— BEGIN Dataset records —

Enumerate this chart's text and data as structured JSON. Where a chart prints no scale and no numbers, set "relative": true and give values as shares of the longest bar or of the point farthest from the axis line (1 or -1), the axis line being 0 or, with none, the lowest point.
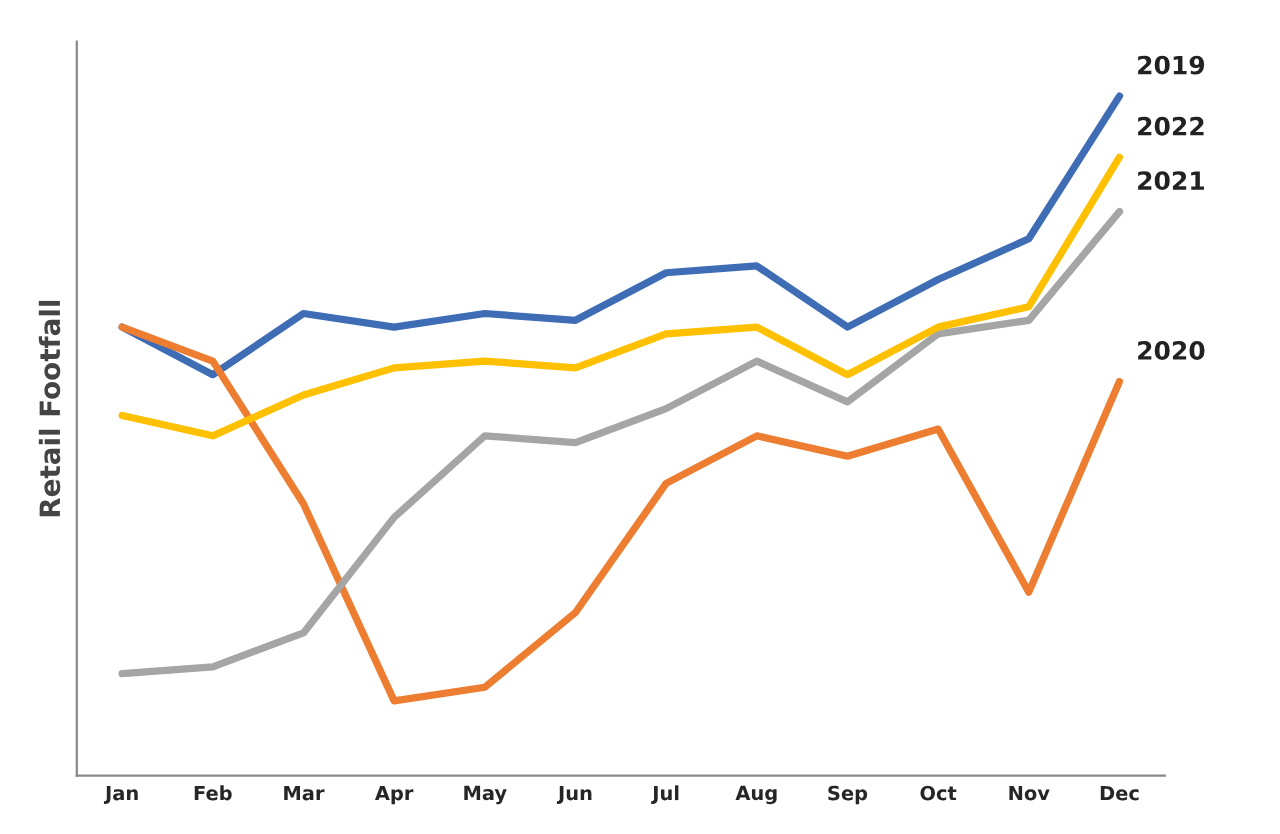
{
  "chart_data": {
    "type": "line",
    "relative": true,
    "ylabel": "Retail Footfall",
    "categories": [
      "Jan",
      "Feb",
      "Mar",
      "Apr",
      "May",
      "Jun",
      "Jul",
      "Aug",
      "Sep",
      "Oct",
      "Nov",
      "Dec"
    ],
    "series": [
      {
        "name": "2019",
        "color": "#3e6db5",
        "values": [
          0.66,
          0.59,
          0.68,
          0.66,
          0.68,
          0.67,
          0.74,
          0.75,
          0.66,
          0.73,
          0.79,
          1.0
        ]
      },
      {
        "name": "2020",
        "color": "#ed7d31",
        "values": [
          0.66,
          0.61,
          0.4,
          0.11,
          0.13,
          0.24,
          0.43,
          0.5,
          0.47,
          0.51,
          0.27,
          0.58
        ]
      },
      {
        "name": "2021",
        "color": "#a5a5a5",
        "values": [
          0.15,
          0.16,
          0.21,
          0.38,
          0.5,
          0.49,
          0.54,
          0.61,
          0.55,
          0.65,
          0.67,
          0.83
        ]
      },
      {
        "name": "2022",
        "color": "#ffc000",
        "values": [
          0.53,
          0.5,
          0.56,
          0.6,
          0.61,
          0.6,
          0.65,
          0.66,
          0.59,
          0.66,
          0.69,
          0.91
        ]
      }
    ],
    "legend": false,
    "grid": false,
    "marker": "none",
    "line_style": "solid"
  }
}
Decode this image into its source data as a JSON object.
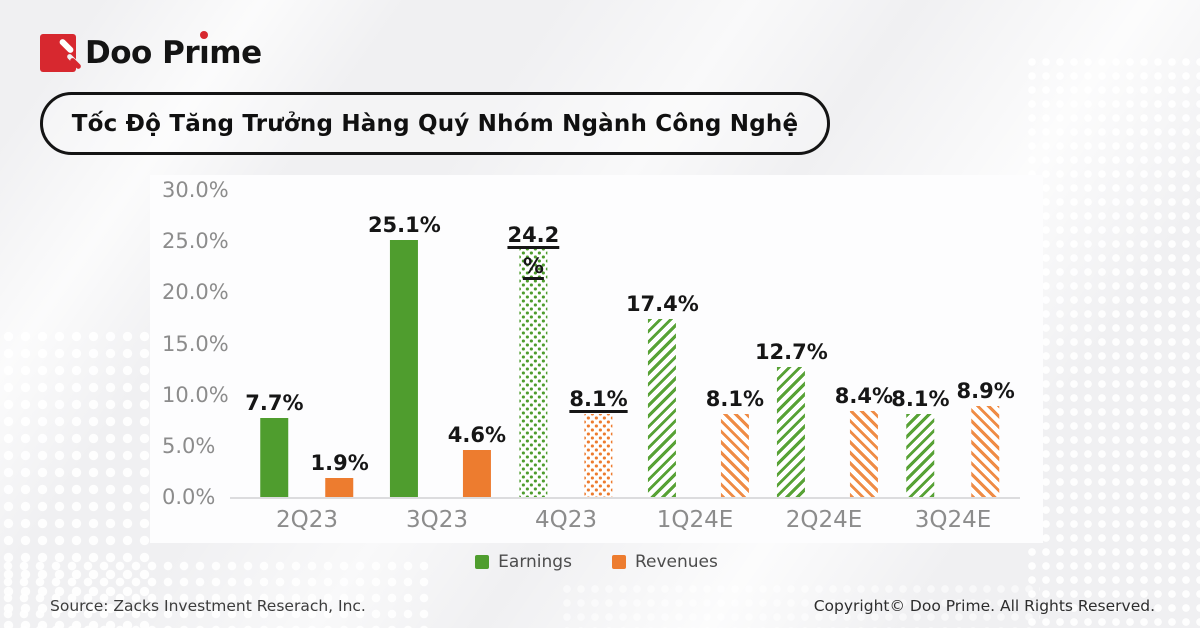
{
  "brand": {
    "name": "Doo Prime"
  },
  "title": "Tốc Độ Tăng Trưởng Hàng Quý Nhóm Ngành Công Nghệ",
  "chart_data": {
    "type": "bar",
    "title": "Tốc Độ Tăng Trưởng Hàng Quý Nhóm Ngành Công Nghệ",
    "categories": [
      "2Q23",
      "3Q23",
      "4Q23",
      "1Q24E",
      "2Q24E",
      "3Q24E"
    ],
    "series": [
      {
        "name": "Earnings",
        "color": "#4f9d2e",
        "values": [
          7.7,
          25.1,
          24.2,
          17.4,
          12.7,
          8.1
        ],
        "bar_styles": [
          "solid",
          "solid",
          "dots-pat",
          "stripes",
          "stripes",
          "stripes"
        ]
      },
      {
        "name": "Revenues",
        "color": "#ed7c2f",
        "values": [
          1.9,
          4.6,
          8.1,
          8.1,
          8.4,
          8.9
        ],
        "bar_styles": [
          "solid",
          "solid",
          "dots-pat",
          "stripes",
          "stripes",
          "stripes"
        ]
      }
    ],
    "data_labels": [
      [
        "7.7%",
        "25.1%",
        "24.2 %",
        "17.4%",
        "12.7%",
        "8.1%"
      ],
      [
        "1.9%",
        "4.6%",
        "8.1%",
        "8.1%",
        "8.4%",
        "8.9%"
      ]
    ],
    "highlight_category": "4Q23",
    "y_ticks": [
      "30.0%",
      "25.0%",
      "20.0%",
      "15.0%",
      "10.0%",
      "5.0%",
      "0.0%"
    ],
    "ylim": [
      0,
      30
    ],
    "grid": "off",
    "legend": [
      "Earnings",
      "Revenues"
    ],
    "legend_position": "bottom"
  },
  "footer": {
    "source": "Source: Zacks Investment Reserach, Inc.",
    "copyright": "Copyright© Doo Prime. All Rights Reserved."
  }
}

— END Dataset records —

Quote in full the listing given above; the images are to be left out.

Enumerate this chart's text and data as structured JSON. Where a chart prints no scale and no numbers, set "relative": true and give values as shares of the longest bar or of the point farthest from the axis line (1 or -1), the axis line being 0 or, with none, the lowest point.
{
  "chart_data": {
    "type": "line",
    "relative": true,
    "ylabel": "Retail Footfall",
    "categories": [
      "Jan",
      "Feb",
      "Mar",
      "Apr",
      "May",
      "Jun",
      "Jul",
      "Aug",
      "Sep",
      "Oct",
      "Nov",
      "Dec"
    ],
    "series": [
      {
        "name": "2019",
        "color": "#3e6db5",
        "values": [
          0.66,
          0.59,
          0.68,
          0.66,
          0.68,
          0.67,
          0.74,
          0.75,
          0.66,
          0.73,
          0.79,
          1.0
        ]
      },
      {
        "name": "2020",
        "color": "#ed7d31",
        "values": [
          0.66,
          0.61,
          0.4,
          0.11,
          0.13,
          0.24,
          0.43,
          0.5,
          0.47,
          0.51,
          0.27,
          0.58
        ]
      },
      {
        "name": "2021",
        "color": "#a5a5a5",
        "values": [
          0.15,
          0.16,
          0.21,
          0.38,
          0.5,
          0.49,
          0.54,
          0.61,
          0.55,
          0.65,
          0.67,
          0.83
        ]
      },
      {
        "name": "2022",
        "color": "#ffc000",
        "values": [
          0.53,
          0.5,
          0.56,
          0.6,
          0.61,
          0.6,
          0.65,
          0.66,
          0.59,
          0.66,
          0.69,
          0.91
        ]
      }
    ],
    "legend": false,
    "grid": false,
    "marker": "none",
    "line_style": "solid"
  }
}
Decode this image into its source data as a JSON object.
{
  "brand": {
    "name": "Doo Prime"
  },
  "title": "Tốc Độ Tăng Trưởng Hàng Quý Nhóm Ngành Công Nghệ",
  "chart_data": {
    "type": "bar",
    "title": "Tốc Độ Tăng Trưởng Hàng Quý Nhóm Ngành Công Nghệ",
    "categories": [
      "2Q23",
      "3Q23",
      "4Q23",
      "1Q24E",
      "2Q24E",
      "3Q24E"
    ],
    "series": [
      {
        "name": "Earnings",
        "color": "#4f9d2e",
        "values": [
          7.7,
          25.1,
          24.2,
          17.4,
          12.7,
          8.1
        ],
        "bar_styles": [
          "solid",
          "solid",
          "dots-pat",
          "stripes",
          "stripes",
          "stripes"
        ]
      },
      {
        "name": "Revenues",
        "color": "#ed7c2f",
        "values": [
          1.9,
          4.6,
          8.1,
          8.1,
          8.4,
          8.9
        ],
        "bar_styles": [
          "solid",
          "solid",
          "dots-pat",
          "stripes",
          "stripes",
          "stripes"
        ]
      }
    ],
    "data_labels": [
      [
        "7.7%",
        "25.1%",
        "24.2 %",
        "17.4%",
        "12.7%",
        "8.1%"
      ],
      [
        "1.9%",
        "4.6%",
        "8.1%",
        "8.1%",
        "8.4%",
        "8.9%"
      ]
    ],
    "highlight_category": "4Q23",
    "y_ticks": [
      "30.0%",
      "25.0%",
      "20.0%",
      "15.0%",
      "10.0%",
      "5.0%",
      "0.0%"
    ],
    "ylim": [
      0,
      30
    ],
    "grid": "off",
    "legend": [
      "Earnings",
      "Revenues"
    ],
    "legend_position": "bottom"
  },
  "footer": {
    "source": "Source: Zacks Investment Reserach, Inc.",
    "copyright": "Copyright© Doo Prime. All Rights Reserved."
  }
}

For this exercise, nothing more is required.